• **OBJECTIVE**: Any picture among the records should be left out, please; retype the rest exactly.

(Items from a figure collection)
+ + +
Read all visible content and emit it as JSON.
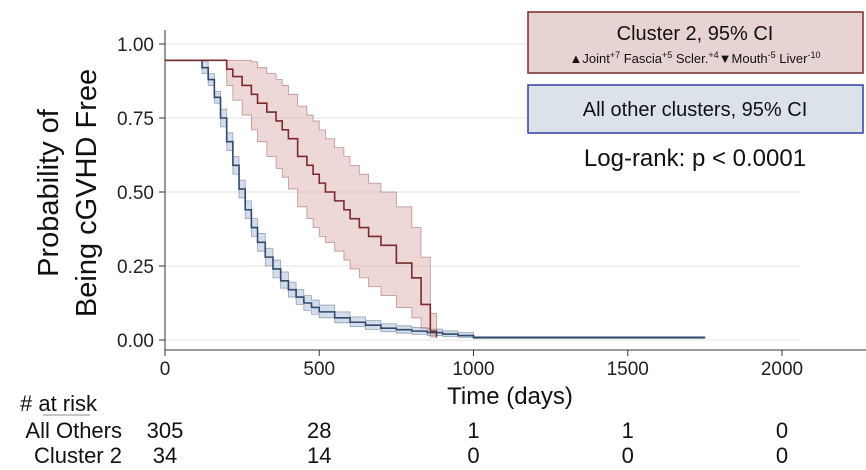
{
  "chart_data": {
    "type": "line",
    "title": "",
    "xlabel": "Time (days)",
    "ylabel": [
      "Probability of",
      "Being cGVHD Free"
    ],
    "xlim": [
      0,
      2200
    ],
    "ylim": [
      0,
      1.0
    ],
    "x_ticks": [
      0,
      500,
      1000,
      1500,
      2000
    ],
    "x_tick_labels": [
      "0",
      "500",
      "1000",
      "1500",
      "2000"
    ],
    "y_ticks": [
      0,
      0.25,
      0.5,
      0.75,
      1.0
    ],
    "y_tick_labels": [
      "0.00",
      "0.25",
      "0.50",
      "0.75",
      "1.00"
    ],
    "grid": "horizontal",
    "series": [
      {
        "name": "All other clusters, 95% CI",
        "color": "#2f4a6d",
        "band_color": "#9fb3cf",
        "x": [
          0,
          100,
          120,
          140,
          160,
          180,
          200,
          220,
          240,
          260,
          280,
          300,
          325,
          350,
          375,
          400,
          425,
          450,
          475,
          500,
          550,
          600,
          650,
          700,
          750,
          800,
          850,
          900,
          950,
          1000,
          1200,
          1500,
          1750
        ],
        "y": [
          0.945,
          0.945,
          0.92,
          0.88,
          0.82,
          0.75,
          0.67,
          0.59,
          0.51,
          0.44,
          0.38,
          0.33,
          0.28,
          0.24,
          0.2,
          0.17,
          0.145,
          0.125,
          0.11,
          0.095,
          0.075,
          0.06,
          0.05,
          0.04,
          0.035,
          0.03,
          0.025,
          0.02,
          0.015,
          0.008,
          0.008,
          0.008,
          0.008
        ],
        "lower": [
          0.945,
          0.945,
          0.9,
          0.86,
          0.8,
          0.72,
          0.64,
          0.56,
          0.48,
          0.41,
          0.35,
          0.3,
          0.25,
          0.21,
          0.175,
          0.145,
          0.12,
          0.1,
          0.087,
          0.075,
          0.058,
          0.045,
          0.036,
          0.028,
          0.023,
          0.019,
          0.015,
          0.012,
          0.009,
          0.005,
          0.005,
          0.005,
          0.005
        ],
        "upper": [
          0.945,
          0.945,
          0.94,
          0.9,
          0.84,
          0.78,
          0.7,
          0.62,
          0.54,
          0.47,
          0.41,
          0.36,
          0.31,
          0.27,
          0.23,
          0.195,
          0.17,
          0.15,
          0.135,
          0.118,
          0.095,
          0.078,
          0.066,
          0.055,
          0.048,
          0.042,
          0.037,
          0.031,
          0.025,
          0.012,
          0.012,
          0.012,
          0.012
        ]
      },
      {
        "name": "Cluster 2, 95% CI",
        "color": "#7a2a2a",
        "band_color": "#d9a6a6",
        "x": [
          0,
          180,
          200,
          220,
          250,
          280,
          300,
          330,
          360,
          380,
          400,
          430,
          460,
          480,
          500,
          520,
          550,
          580,
          600,
          630,
          660,
          700,
          750,
          800,
          830,
          860,
          880
        ],
        "y": [
          0.945,
          0.945,
          0.915,
          0.89,
          0.86,
          0.83,
          0.8,
          0.77,
          0.74,
          0.71,
          0.68,
          0.62,
          0.59,
          0.56,
          0.53,
          0.5,
          0.47,
          0.44,
          0.41,
          0.38,
          0.35,
          0.32,
          0.26,
          0.21,
          0.12,
          0.03,
          0.01
        ],
        "lower": [
          0.945,
          0.945,
          0.86,
          0.81,
          0.76,
          0.71,
          0.67,
          0.62,
          0.58,
          0.55,
          0.51,
          0.45,
          0.41,
          0.38,
          0.35,
          0.33,
          0.3,
          0.27,
          0.24,
          0.21,
          0.18,
          0.15,
          0.11,
          0.075,
          0.04,
          0.01,
          0.005
        ],
        "upper": [
          0.945,
          0.945,
          0.945,
          0.945,
          0.945,
          0.94,
          0.92,
          0.9,
          0.88,
          0.86,
          0.83,
          0.79,
          0.76,
          0.74,
          0.71,
          0.68,
          0.65,
          0.62,
          0.59,
          0.56,
          0.53,
          0.5,
          0.45,
          0.38,
          0.28,
          0.09,
          0.02
        ]
      }
    ],
    "legend": {
      "position": "top-right",
      "cluster2_title": "Cluster 2, 95% CI",
      "cluster2_bg": "#e8d3d3",
      "cluster2_border": "#7a2a2a",
      "cluster2_traits": [
        {
          "marker": "▲",
          "text": "Joint",
          "sup": "+7"
        },
        {
          "marker": "",
          "text": "Fascia",
          "sup": "+5"
        },
        {
          "marker": "",
          "text": "Scler.",
          "sup": "+4"
        },
        {
          "marker": "▼",
          "text": "Mouth",
          "sup": "-5"
        },
        {
          "marker": "",
          "text": "Liver",
          "sup": "-10"
        }
      ],
      "others_title": "All other clusters, 95% CI",
      "others_bg": "#dbe2ea",
      "others_border": "#2f3fa0"
    },
    "annotation": "Log-rank: p < 0.0001",
    "risk_table": {
      "header": "# at risk",
      "rows": [
        {
          "label": "All Others",
          "values": [
            "305",
            "28",
            "1",
            "1",
            "0"
          ]
        },
        {
          "label": "Cluster 2",
          "values": [
            "34",
            "14",
            "0",
            "0",
            "0"
          ]
        }
      ]
    }
  }
}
+ + +
• **ANSWER**:
Read all visible content and emit it as JSON.
{
  "chart_data": {
    "type": "line",
    "title": "",
    "xlabel": "Time (days)",
    "ylabel": [
      "Probability of",
      "Being cGVHD Free"
    ],
    "xlim": [
      0,
      2200
    ],
    "ylim": [
      0,
      1.0
    ],
    "x_ticks": [
      0,
      500,
      1000,
      1500,
      2000
    ],
    "x_tick_labels": [
      "0",
      "500",
      "1000",
      "1500",
      "2000"
    ],
    "y_ticks": [
      0,
      0.25,
      0.5,
      0.75,
      1.0
    ],
    "y_tick_labels": [
      "0.00",
      "0.25",
      "0.50",
      "0.75",
      "1.00"
    ],
    "grid": "horizontal",
    "series": [
      {
        "name": "All other clusters, 95% CI",
        "color": "#2f4a6d",
        "band_color": "#9fb3cf",
        "x": [
          0,
          100,
          120,
          140,
          160,
          180,
          200,
          220,
          240,
          260,
          280,
          300,
          325,
          350,
          375,
          400,
          425,
          450,
          475,
          500,
          550,
          600,
          650,
          700,
          750,
          800,
          850,
          900,
          950,
          1000,
          1200,
          1500,
          1750
        ],
        "y": [
          0.945,
          0.945,
          0.92,
          0.88,
          0.82,
          0.75,
          0.67,
          0.59,
          0.51,
          0.44,
          0.38,
          0.33,
          0.28,
          0.24,
          0.2,
          0.17,
          0.145,
          0.125,
          0.11,
          0.095,
          0.075,
          0.06,
          0.05,
          0.04,
          0.035,
          0.03,
          0.025,
          0.02,
          0.015,
          0.008,
          0.008,
          0.008,
          0.008
        ],
        "lower": [
          0.945,
          0.945,
          0.9,
          0.86,
          0.8,
          0.72,
          0.64,
          0.56,
          0.48,
          0.41,
          0.35,
          0.3,
          0.25,
          0.21,
          0.175,
          0.145,
          0.12,
          0.1,
          0.087,
          0.075,
          0.058,
          0.045,
          0.036,
          0.028,
          0.023,
          0.019,
          0.015,
          0.012,
          0.009,
          0.005,
          0.005,
          0.005,
          0.005
        ],
        "upper": [
          0.945,
          0.945,
          0.94,
          0.9,
          0.84,
          0.78,
          0.7,
          0.62,
          0.54,
          0.47,
          0.41,
          0.36,
          0.31,
          0.27,
          0.23,
          0.195,
          0.17,
          0.15,
          0.135,
          0.118,
          0.095,
          0.078,
          0.066,
          0.055,
          0.048,
          0.042,
          0.037,
          0.031,
          0.025,
          0.012,
          0.012,
          0.012,
          0.012
        ]
      },
      {
        "name": "Cluster 2, 95% CI",
        "color": "#7a2a2a",
        "band_color": "#d9a6a6",
        "x": [
          0,
          180,
          200,
          220,
          250,
          280,
          300,
          330,
          360,
          380,
          400,
          430,
          460,
          480,
          500,
          520,
          550,
          580,
          600,
          630,
          660,
          700,
          750,
          800,
          830,
          860,
          880
        ],
        "y": [
          0.945,
          0.945,
          0.915,
          0.89,
          0.86,
          0.83,
          0.8,
          0.77,
          0.74,
          0.71,
          0.68,
          0.62,
          0.59,
          0.56,
          0.53,
          0.5,
          0.47,
          0.44,
          0.41,
          0.38,
          0.35,
          0.32,
          0.26,
          0.21,
          0.12,
          0.03,
          0.01
        ],
        "lower": [
          0.945,
          0.945,
          0.86,
          0.81,
          0.76,
          0.71,
          0.67,
          0.62,
          0.58,
          0.55,
          0.51,
          0.45,
          0.41,
          0.38,
          0.35,
          0.33,
          0.3,
          0.27,
          0.24,
          0.21,
          0.18,
          0.15,
          0.11,
          0.075,
          0.04,
          0.01,
          0.005
        ],
        "upper": [
          0.945,
          0.945,
          0.945,
          0.945,
          0.945,
          0.94,
          0.92,
          0.9,
          0.88,
          0.86,
          0.83,
          0.79,
          0.76,
          0.74,
          0.71,
          0.68,
          0.65,
          0.62,
          0.59,
          0.56,
          0.53,
          0.5,
          0.45,
          0.38,
          0.28,
          0.09,
          0.02
        ]
      }
    ],
    "legend": {
      "position": "top-right",
      "cluster2_title": "Cluster 2, 95% CI",
      "cluster2_bg": "#e8d3d3",
      "cluster2_border": "#7a2a2a",
      "cluster2_traits": [
        {
          "marker": "▲",
          "text": "Joint",
          "sup": "+7"
        },
        {
          "marker": "",
          "text": "Fascia",
          "sup": "+5"
        },
        {
          "marker": "",
          "text": "Scler.",
          "sup": "+4"
        },
        {
          "marker": "▼",
          "text": "Mouth",
          "sup": "-5"
        },
        {
          "marker": "",
          "text": "Liver",
          "sup": "-10"
        }
      ],
      "others_title": "All other clusters, 95% CI",
      "others_bg": "#dbe2ea",
      "others_border": "#2f3fa0"
    },
    "annotation": "Log-rank: p < 0.0001",
    "risk_table": {
      "header": "# at risk",
      "rows": [
        {
          "label": "All Others",
          "values": [
            "305",
            "28",
            "1",
            "1",
            "0"
          ]
        },
        {
          "label": "Cluster 2",
          "values": [
            "34",
            "14",
            "0",
            "0",
            "0"
          ]
        }
      ]
    }
  }
}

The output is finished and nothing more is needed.